Exercise prompt: Write down every entry below once more, exactly.

BEGIN Records to process

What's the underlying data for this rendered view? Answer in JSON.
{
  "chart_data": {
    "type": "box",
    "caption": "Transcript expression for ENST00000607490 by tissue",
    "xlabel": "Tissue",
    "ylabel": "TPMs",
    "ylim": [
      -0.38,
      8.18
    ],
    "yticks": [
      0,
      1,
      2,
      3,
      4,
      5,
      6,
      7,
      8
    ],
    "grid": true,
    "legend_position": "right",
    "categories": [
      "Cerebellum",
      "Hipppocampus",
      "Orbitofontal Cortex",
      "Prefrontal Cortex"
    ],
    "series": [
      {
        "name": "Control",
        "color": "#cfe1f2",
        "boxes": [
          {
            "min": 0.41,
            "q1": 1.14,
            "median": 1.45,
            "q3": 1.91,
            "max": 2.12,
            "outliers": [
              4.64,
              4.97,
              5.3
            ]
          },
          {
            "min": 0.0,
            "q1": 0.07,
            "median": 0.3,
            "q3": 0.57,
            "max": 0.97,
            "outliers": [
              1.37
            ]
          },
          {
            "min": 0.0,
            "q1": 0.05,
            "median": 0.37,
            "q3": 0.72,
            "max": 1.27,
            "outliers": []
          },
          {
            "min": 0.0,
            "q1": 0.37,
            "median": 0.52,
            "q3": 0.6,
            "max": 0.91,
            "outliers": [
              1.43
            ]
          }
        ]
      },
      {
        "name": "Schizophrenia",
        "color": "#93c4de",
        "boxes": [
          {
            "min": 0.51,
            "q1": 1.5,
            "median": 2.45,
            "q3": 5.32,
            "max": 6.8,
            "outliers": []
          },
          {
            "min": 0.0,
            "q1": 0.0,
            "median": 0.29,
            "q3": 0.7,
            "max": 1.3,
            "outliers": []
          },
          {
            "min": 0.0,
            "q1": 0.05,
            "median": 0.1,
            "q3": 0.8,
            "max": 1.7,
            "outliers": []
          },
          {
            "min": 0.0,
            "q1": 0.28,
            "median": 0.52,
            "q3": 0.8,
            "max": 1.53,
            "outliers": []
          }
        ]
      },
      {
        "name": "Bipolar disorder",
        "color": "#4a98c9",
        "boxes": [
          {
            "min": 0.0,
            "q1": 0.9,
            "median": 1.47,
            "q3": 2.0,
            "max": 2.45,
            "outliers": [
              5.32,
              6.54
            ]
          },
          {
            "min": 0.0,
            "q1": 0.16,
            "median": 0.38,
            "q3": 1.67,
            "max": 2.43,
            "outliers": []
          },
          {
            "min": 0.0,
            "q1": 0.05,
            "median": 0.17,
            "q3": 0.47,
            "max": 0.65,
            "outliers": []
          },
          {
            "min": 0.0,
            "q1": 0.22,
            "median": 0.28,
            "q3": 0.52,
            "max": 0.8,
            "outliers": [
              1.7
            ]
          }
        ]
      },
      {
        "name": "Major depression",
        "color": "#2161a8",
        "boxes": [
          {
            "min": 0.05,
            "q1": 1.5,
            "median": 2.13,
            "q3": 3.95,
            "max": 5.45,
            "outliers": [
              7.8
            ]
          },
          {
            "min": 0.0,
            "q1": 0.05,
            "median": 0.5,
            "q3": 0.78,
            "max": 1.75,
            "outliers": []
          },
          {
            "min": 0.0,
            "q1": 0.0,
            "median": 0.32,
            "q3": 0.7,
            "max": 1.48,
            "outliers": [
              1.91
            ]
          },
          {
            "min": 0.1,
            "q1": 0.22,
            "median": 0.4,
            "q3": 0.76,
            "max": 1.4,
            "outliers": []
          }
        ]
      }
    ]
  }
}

END Records to process

Complete response:
What's the underlying data for this rendered view? Answer in JSON.
{
  "chart_data": {
    "type": "box",
    "caption": "Transcript expression for ENST00000607490 by tissue",
    "xlabel": "Tissue",
    "ylabel": "TPMs",
    "ylim": [
      -0.38,
      8.18
    ],
    "yticks": [
      0,
      1,
      2,
      3,
      4,
      5,
      6,
      7,
      8
    ],
    "grid": true,
    "legend_position": "right",
    "categories": [
      "Cerebellum",
      "Hipppocampus",
      "Orbitofontal Cortex",
      "Prefrontal Cortex"
    ],
    "series": [
      {
        "name": "Control",
        "color": "#cfe1f2",
        "boxes": [
          {
            "min": 0.41,
            "q1": 1.14,
            "median": 1.45,
            "q3": 1.91,
            "max": 2.12,
            "outliers": [
              4.64,
              4.97,
              5.3
            ]
          },
          {
            "min": 0.0,
            "q1": 0.07,
            "median": 0.3,
            "q3": 0.57,
            "max": 0.97,
            "outliers": [
              1.37
            ]
          },
          {
            "min": 0.0,
            "q1": 0.05,
            "median": 0.37,
            "q3": 0.72,
            "max": 1.27,
            "outliers": []
          },
          {
            "min": 0.0,
            "q1": 0.37,
            "median": 0.52,
            "q3": 0.6,
            "max": 0.91,
            "outliers": [
              1.43
            ]
          }
        ]
      },
      {
        "name": "Schizophrenia",
        "color": "#93c4de",
        "boxes": [
          {
            "min": 0.51,
            "q1": 1.5,
            "median": 2.45,
            "q3": 5.32,
            "max": 6.8,
            "outliers": []
          },
          {
            "min": 0.0,
            "q1": 0.0,
            "median": 0.29,
            "q3": 0.7,
            "max": 1.3,
            "outliers": []
          },
          {
            "min": 0.0,
            "q1": 0.05,
            "median": 0.1,
            "q3": 0.8,
            "max": 1.7,
            "outliers": []
          },
          {
            "min": 0.0,
            "q1": 0.28,
            "median": 0.52,
            "q3": 0.8,
            "max": 1.53,
            "outliers": []
          }
        ]
      },
      {
        "name": "Bipolar disorder",
        "color": "#4a98c9",
        "boxes": [
          {
            "min": 0.0,
            "q1": 0.9,
            "median": 1.47,
            "q3": 2.0,
            "max": 2.45,
            "outliers": [
              5.32,
              6.54
            ]
          },
          {
            "min": 0.0,
            "q1": 0.16,
            "median": 0.38,
            "q3": 1.67,
            "max": 2.43,
            "outliers": []
          },
          {
            "min": 0.0,
            "q1": 0.05,
            "median": 0.17,
            "q3": 0.47,
            "max": 0.65,
            "outliers": []
          },
          {
            "min": 0.0,
            "q1": 0.22,
            "median": 0.28,
            "q3": 0.52,
            "max": 0.8,
            "outliers": [
              1.7
            ]
          }
        ]
      },
      {
        "name": "Major depression",
        "color": "#2161a8",
        "boxes": [
          {
            "min": 0.05,
            "q1": 1.5,
            "median": 2.13,
            "q3": 3.95,
            "max": 5.45,
            "outliers": [
              7.8
            ]
          },
          {
            "min": 0.0,
            "q1": 0.05,
            "median": 0.5,
            "q3": 0.78,
            "max": 1.75,
            "outliers": []
          },
          {
            "min": 0.0,
            "q1": 0.0,
            "median": 0.32,
            "q3": 0.7,
            "max": 1.48,
            "outliers": [
              1.91
            ]
          },
          {
            "min": 0.1,
            "q1": 0.22,
            "median": 0.4,
            "q3": 0.76,
            "max": 1.4,
            "outliers": []
          }
        ]
      }
    ]
  }
}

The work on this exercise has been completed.